> DATA LINES:
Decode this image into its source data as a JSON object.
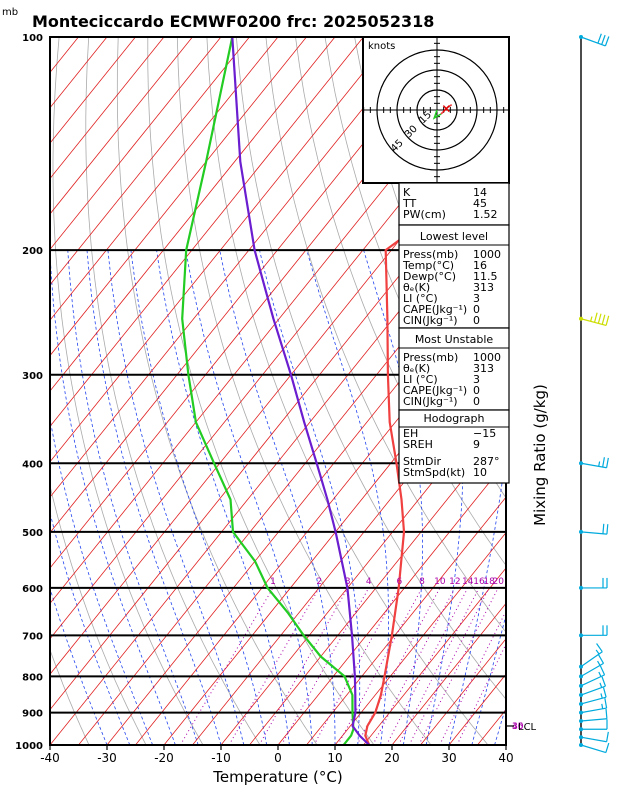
{
  "header": {
    "unit": "mb",
    "title": "Monteciccardo ECMWF0200 frc: 2025052318"
  },
  "colors": {
    "temperature": "#f04040",
    "dewpoint": "#22cc22",
    "parcel": "#6a1ecf",
    "isotherm": "#e02020",
    "dry_adiabat": "#aaaaaa",
    "moist_adiabat": "#2244ee",
    "mixing_ratio": "#aa00aa",
    "wind": "#00aadd",
    "wind_highlight": "#ccdd00"
  },
  "chart_data": {
    "type": "line",
    "title": "Monteciccardo ECMWF0200 frc: 2025052318",
    "xlabel": "Temperature (°C)",
    "ylabel": "mb",
    "xlim": [
      -40,
      40
    ],
    "ylim": [
      1000,
      100
    ],
    "y_scale": "log",
    "x_ticks": [
      "-40",
      "-30",
      "-20",
      "-10",
      "0",
      "10",
      "20",
      "30",
      "40"
    ],
    "y_ticks": [
      {
        "p": 100,
        "label": "100"
      },
      {
        "p": 200,
        "label": "200"
      },
      {
        "p": 300,
        "label": "300"
      },
      {
        "p": 400,
        "label": "400"
      },
      {
        "p": 500,
        "label": "500"
      },
      {
        "p": 600,
        "label": "600"
      },
      {
        "p": 700,
        "label": "700"
      },
      {
        "p": 800,
        "label": "800"
      },
      {
        "p": 900,
        "label": "900"
      },
      {
        "p": 1000,
        "label": "1000"
      }
    ],
    "series": [
      {
        "key": "temperature",
        "points": [
          [
            1000,
            16
          ],
          [
            970,
            14
          ],
          [
            940,
            13
          ],
          [
            900,
            12.5
          ],
          [
            850,
            11
          ],
          [
            800,
            9
          ],
          [
            700,
            4.5
          ],
          [
            600,
            -1
          ],
          [
            500,
            -8
          ],
          [
            450,
            -13
          ],
          [
            400,
            -19
          ],
          [
            350,
            -26
          ],
          [
            300,
            -33
          ],
          [
            250,
            -41
          ],
          [
            200,
            -51
          ],
          [
            175,
            -47
          ],
          [
            150,
            -40
          ],
          [
            125,
            -31
          ],
          [
            100,
            -20
          ]
        ]
      },
      {
        "key": "dewpoint",
        "points": [
          [
            1000,
            11.5
          ],
          [
            970,
            11.5
          ],
          [
            950,
            11
          ],
          [
            900,
            8.5
          ],
          [
            850,
            6
          ],
          [
            800,
            2
          ],
          [
            750,
            -5
          ],
          [
            700,
            -11
          ],
          [
            650,
            -17
          ],
          [
            600,
            -24
          ],
          [
            550,
            -30
          ],
          [
            500,
            -38
          ],
          [
            450,
            -43
          ],
          [
            400,
            -51
          ],
          [
            350,
            -60
          ],
          [
            300,
            -68
          ],
          [
            250,
            -77
          ],
          [
            200,
            -86
          ],
          [
            150,
            -95
          ],
          [
            100,
            -108
          ]
        ]
      },
      {
        "key": "parcel",
        "points": [
          [
            1000,
            16
          ],
          [
            970,
            13
          ],
          [
            940,
            10.4
          ],
          [
            900,
            9
          ],
          [
            850,
            6.5
          ],
          [
            800,
            3.8
          ],
          [
            700,
            -2.5
          ],
          [
            600,
            -10
          ],
          [
            500,
            -20
          ],
          [
            450,
            -26
          ],
          [
            400,
            -33
          ],
          [
            350,
            -41
          ],
          [
            300,
            -50
          ],
          [
            250,
            -61
          ],
          [
            200,
            -74
          ],
          [
            150,
            -89
          ],
          [
            100,
            -108
          ]
        ]
      }
    ],
    "mixing_ratio_labels": [
      "1",
      "2",
      "3",
      "4",
      "6",
      "8",
      "10",
      "12",
      "14",
      "16",
      "18",
      "20",
      "25",
      "30"
    ],
    "mixing_ratio_values": [
      1,
      2,
      3,
      4,
      6,
      8,
      10,
      12,
      14,
      16,
      18,
      20,
      25,
      30
    ],
    "theta_e_labels": [
      {
        "text": "30",
        "theta": 350
      },
      {
        "text": "35",
        "theta": 362
      },
      {
        "text": "40",
        "theta": 375
      }
    ],
    "lcl_pressure": 940,
    "lcl_label": "LCL",
    "mixing_ratio_axis_label": "Mixing Ratio (g/kg)",
    "hodograph": {
      "unit_label": "knots",
      "ring_labels": [
        "15",
        "30",
        "45"
      ],
      "ring_values": [
        15,
        30,
        45
      ],
      "trace_kt": [
        [
          0,
          0
        ],
        [
          -2,
          -6
        ],
        [
          3,
          -3
        ],
        [
          5,
          -1
        ],
        [
          8,
          2
        ],
        [
          11,
          4
        ]
      ]
    },
    "wind_barbs": [
      {
        "p": 1000,
        "spd": 10,
        "dir": 287
      },
      {
        "p": 975,
        "spd": 10,
        "dir": 280
      },
      {
        "p": 950,
        "spd": 10,
        "dir": 270
      },
      {
        "p": 925,
        "spd": 12,
        "dir": 265
      },
      {
        "p": 900,
        "spd": 15,
        "dir": 260
      },
      {
        "p": 875,
        "spd": 15,
        "dir": 255
      },
      {
        "p": 850,
        "spd": 15,
        "dir": 250
      },
      {
        "p": 825,
        "spd": 15,
        "dir": 245
      },
      {
        "p": 800,
        "spd": 15,
        "dir": 240
      },
      {
        "p": 775,
        "spd": 15,
        "dir": 235
      },
      {
        "p": 700,
        "spd": 20,
        "dir": 270
      },
      {
        "p": 600,
        "spd": 20,
        "dir": 270
      },
      {
        "p": 500,
        "spd": 20,
        "dir": 275
      },
      {
        "p": 400,
        "spd": 25,
        "dir": 280
      },
      {
        "p": 250,
        "spd": 45,
        "dir": 285,
        "hl": true
      },
      {
        "p": 100,
        "spd": 30,
        "dir": 290
      }
    ]
  },
  "indices": {
    "block1": [
      {
        "label": "K",
        "value": "14"
      },
      {
        "label": "TT",
        "value": "45"
      },
      {
        "label": "PW(cm)",
        "value": "1.52"
      }
    ],
    "lowest": {
      "heading": "Lowest level",
      "rows": [
        {
          "label": "Press(mb)",
          "value": "1000"
        },
        {
          "label": "Temp(°C)",
          "value": "16"
        },
        {
          "label": "Dewp(°C)",
          "value": "11.5"
        },
        {
          "label": "θₑ(K)",
          "value": "313"
        },
        {
          "label": "LI (°C)",
          "value": "3"
        },
        {
          "label": "CAPE(Jkg⁻¹)",
          "value": "0"
        },
        {
          "label": "CIN(Jkg⁻¹)",
          "value": "0"
        }
      ]
    },
    "most_unstable": {
      "heading": "Most Unstable",
      "rows": [
        {
          "label": "Press(mb)",
          "value": "1000"
        },
        {
          "label": "θₑ(K)",
          "value": "313"
        },
        {
          "label": "LI (°C)",
          "value": "3"
        },
        {
          "label": "CAPE(Jkg⁻¹)",
          "value": "0"
        },
        {
          "label": "CIN(Jkg⁻¹)",
          "value": "0"
        }
      ]
    },
    "hodograph_block": {
      "heading": "Hodograph",
      "rows": [
        {
          "label": "EH",
          "value": "−15"
        },
        {
          "label": "SREH",
          "value": "9"
        }
      ],
      "rows2": [
        {
          "label": "StmDir",
          "value": "287°"
        },
        {
          "label": "StmSpd(kt)",
          "value": "10"
        }
      ]
    }
  }
}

> STATED GOAL: Return each line that includes "heading".

> RESULT FOR THIS TASK:
      "heading": "Lowest level",
      "heading": "Most Unstable",
      "heading": "Hodograph",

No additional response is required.